[start SOURCE DATA]
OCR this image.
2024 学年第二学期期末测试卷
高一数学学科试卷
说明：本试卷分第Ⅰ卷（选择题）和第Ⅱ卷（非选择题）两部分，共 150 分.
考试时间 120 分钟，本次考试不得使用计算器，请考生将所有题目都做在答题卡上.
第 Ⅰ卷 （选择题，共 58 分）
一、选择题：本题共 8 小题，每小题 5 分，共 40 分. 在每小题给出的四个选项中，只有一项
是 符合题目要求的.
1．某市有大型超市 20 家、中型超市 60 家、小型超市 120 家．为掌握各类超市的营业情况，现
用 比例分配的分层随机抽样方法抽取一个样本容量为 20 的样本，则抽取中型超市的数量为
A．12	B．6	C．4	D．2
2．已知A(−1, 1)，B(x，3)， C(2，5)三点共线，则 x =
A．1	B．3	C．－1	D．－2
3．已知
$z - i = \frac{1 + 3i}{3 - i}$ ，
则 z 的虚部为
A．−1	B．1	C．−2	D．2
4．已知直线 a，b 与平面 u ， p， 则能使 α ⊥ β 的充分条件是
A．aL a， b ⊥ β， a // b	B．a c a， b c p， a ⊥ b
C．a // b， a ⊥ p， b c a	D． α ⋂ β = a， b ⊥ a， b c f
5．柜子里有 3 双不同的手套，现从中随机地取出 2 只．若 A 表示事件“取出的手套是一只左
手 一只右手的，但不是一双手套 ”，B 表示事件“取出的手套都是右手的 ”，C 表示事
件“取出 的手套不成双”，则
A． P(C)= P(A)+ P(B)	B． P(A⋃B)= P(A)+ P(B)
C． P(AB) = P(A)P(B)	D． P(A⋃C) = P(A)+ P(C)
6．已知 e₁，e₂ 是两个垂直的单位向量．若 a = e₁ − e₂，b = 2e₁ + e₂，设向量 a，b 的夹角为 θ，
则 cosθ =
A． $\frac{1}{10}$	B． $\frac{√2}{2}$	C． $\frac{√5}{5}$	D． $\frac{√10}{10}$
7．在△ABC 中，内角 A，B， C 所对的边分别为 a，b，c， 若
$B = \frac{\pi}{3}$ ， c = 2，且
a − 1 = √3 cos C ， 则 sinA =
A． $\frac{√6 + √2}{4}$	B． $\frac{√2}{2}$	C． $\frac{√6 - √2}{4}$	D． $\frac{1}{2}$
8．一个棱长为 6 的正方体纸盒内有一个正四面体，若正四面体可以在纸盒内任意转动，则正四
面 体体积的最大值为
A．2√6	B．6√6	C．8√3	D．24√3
[end SOURCE DATA]
# EXERCISE
Pick out each line containing the string "表示事件" and copy it.

# THE SOLUTION
5．柜子里有 3 双不同的手套，现从中随机地取出 2 只．若 A 表示事件“取出的手套是一只左
手 一只右手的，但不是一双手套 ”，B 表示事件“取出的手套都是右手的 ”，C 表示事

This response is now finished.